§ OPDRACHTEN
1 - Vertaal deze zin uit de tekst over zaak C-825/21 in het Engels: "Zowel de arbeidsrechtbank als het arbeidshof Luik hebben het beroep tegen de intrekking van de sociale bijstand verworpen."
2 - Schrijf letterlijk over uit de tekst over zaak C-825/21 het deel dat begint met de woorden "Contentverzamelaar" en eindigt met "(voor zover beschikbaar).".

§ GEGEVEN TEKST
++++++++++++++++++++
C-825/21 Centre public d action sociale de Liege

Contentverzamelaar

C-825/21 Centre public d action sociale de Liege

Prejudiciële hofzaak

Zie bijlage voor de verwijzingsuitspraak, en klik hier voor het dossier van het Hof van Justitie (voor zover beschikbaar).

Termijnen: Motivering departement:    4 maart 2022
Schriftelijke opmerkingen:                    18 april 2022

Trefwoorden: vluchtelingenstatus, terugkeerbesluit, sociale bijstand, medische redenen

Onderwerp:

•          Richtlijn 2008/115/EG van het Europees Parlement en de Raad van 16 december 2008 over gemeenschappelijke normen en procedures in de lidstaten voor de terugkeer van onderdanen van derde landen die illegaal op hun grondgebied verblijven (Terugkeerrichtlijn).

•          Artikel 4 lid 3 Verdrag betreffende de Europese Unie.

Feiten:

Op 24 september 2014 is de asielaanvraag van verzoekster afgewezen en op 13 oktober 2014 is haar een bevel om het grondgebied van België te verlaten betekend. Verzoekster heeft op 8 juni 2015 een attest van immatriculatie (machtiging tot voorlopig verblijf) gekregen om medische redenen. Tegelijkertijd heeft Het Centre public d’action sociale de Liège haar een sociale bijstandsuitkering toegekend. Op 20 april 2016 heeft de Dienst Vreemdelingenzaken de machtiging ingetrokken en per 1 mei 2016 werd de sociale bijstand ingetrokken. Zowel de arbeidsrechtbank als het arbeidshof Luik hebben het beroep tegen de intrekking van de sociale bijstand verworpen. Reden hiervoor is dat het bevel om het grondgebied te verlaten opnieuw van kracht is geworden toen het attest van immatriculatie niet meer werd afgegeven, waardoor verzoekster illegaal in België verbleef en geen recht had op sociale bijstand. Volgens verzoekster betekent de afgifte van een attest van immatriculatie echter, hoewel het gaat om een tijdelijk en precair verblijf, dat het eerder betekende bevel om het grondgebied te verlaten stilzwijgend moet worden ingetrokken. Verzoekster is van mening dat het oordeel dat zij geen andere sociale bijstand dan dringende medische hulp kon krijgen (overeenkomstig artikel 57, § 2, van de wet van 8 juli 1976 betreffende de openbare centra voor maatschappelijk welzijn) niet gebaseerd kon worden op het voornoemde bevel om het grondgebied te verlaten.
++++++++++++++++++++
§ GEGEVENSEXTRACT
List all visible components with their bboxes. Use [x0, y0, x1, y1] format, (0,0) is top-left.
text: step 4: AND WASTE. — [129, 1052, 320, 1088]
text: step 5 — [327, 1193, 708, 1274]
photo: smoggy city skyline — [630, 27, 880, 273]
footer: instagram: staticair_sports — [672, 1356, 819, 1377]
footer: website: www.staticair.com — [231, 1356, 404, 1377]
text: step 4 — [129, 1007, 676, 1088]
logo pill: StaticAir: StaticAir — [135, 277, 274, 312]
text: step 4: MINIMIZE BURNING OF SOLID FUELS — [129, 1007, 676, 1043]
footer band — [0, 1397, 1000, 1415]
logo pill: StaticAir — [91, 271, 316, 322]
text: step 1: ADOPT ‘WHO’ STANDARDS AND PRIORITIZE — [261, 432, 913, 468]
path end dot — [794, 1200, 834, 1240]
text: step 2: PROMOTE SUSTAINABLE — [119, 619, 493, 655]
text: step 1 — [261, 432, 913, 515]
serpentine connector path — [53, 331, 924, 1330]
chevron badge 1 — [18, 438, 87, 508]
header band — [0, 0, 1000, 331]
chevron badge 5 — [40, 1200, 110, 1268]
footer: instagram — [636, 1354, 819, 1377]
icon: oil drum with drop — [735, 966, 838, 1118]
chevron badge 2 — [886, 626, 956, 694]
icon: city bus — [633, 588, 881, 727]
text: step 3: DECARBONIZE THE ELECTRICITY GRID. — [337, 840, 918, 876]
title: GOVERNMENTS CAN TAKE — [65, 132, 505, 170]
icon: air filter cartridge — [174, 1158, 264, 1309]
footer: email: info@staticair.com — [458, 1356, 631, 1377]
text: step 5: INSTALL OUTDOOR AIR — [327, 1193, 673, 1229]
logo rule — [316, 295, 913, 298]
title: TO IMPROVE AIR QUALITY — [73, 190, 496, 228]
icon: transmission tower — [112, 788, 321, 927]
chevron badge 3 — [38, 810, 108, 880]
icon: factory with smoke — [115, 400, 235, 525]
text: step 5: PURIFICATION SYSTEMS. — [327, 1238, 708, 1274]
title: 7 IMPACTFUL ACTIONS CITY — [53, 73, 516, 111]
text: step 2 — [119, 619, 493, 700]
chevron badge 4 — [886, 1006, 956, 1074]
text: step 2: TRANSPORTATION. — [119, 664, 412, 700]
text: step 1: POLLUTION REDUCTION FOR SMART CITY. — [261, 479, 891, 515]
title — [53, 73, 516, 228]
++++++++++++++++++++
§ ANTWOORDEN PER OPDRACHT
1 - Both the labor court and the labor court of appeal of Liège dismissed the appeal against the withdrawal of the social assistance.

2 -
Contentverzamelaar

C-825/21 Centre public d action sociale de Liege

Prejudiciële hofzaak

Zie bijlage voor de verwijzingsuitspraak, en klik hier voor het dossier van het Hof van Justitie (voor zover beschikbaar).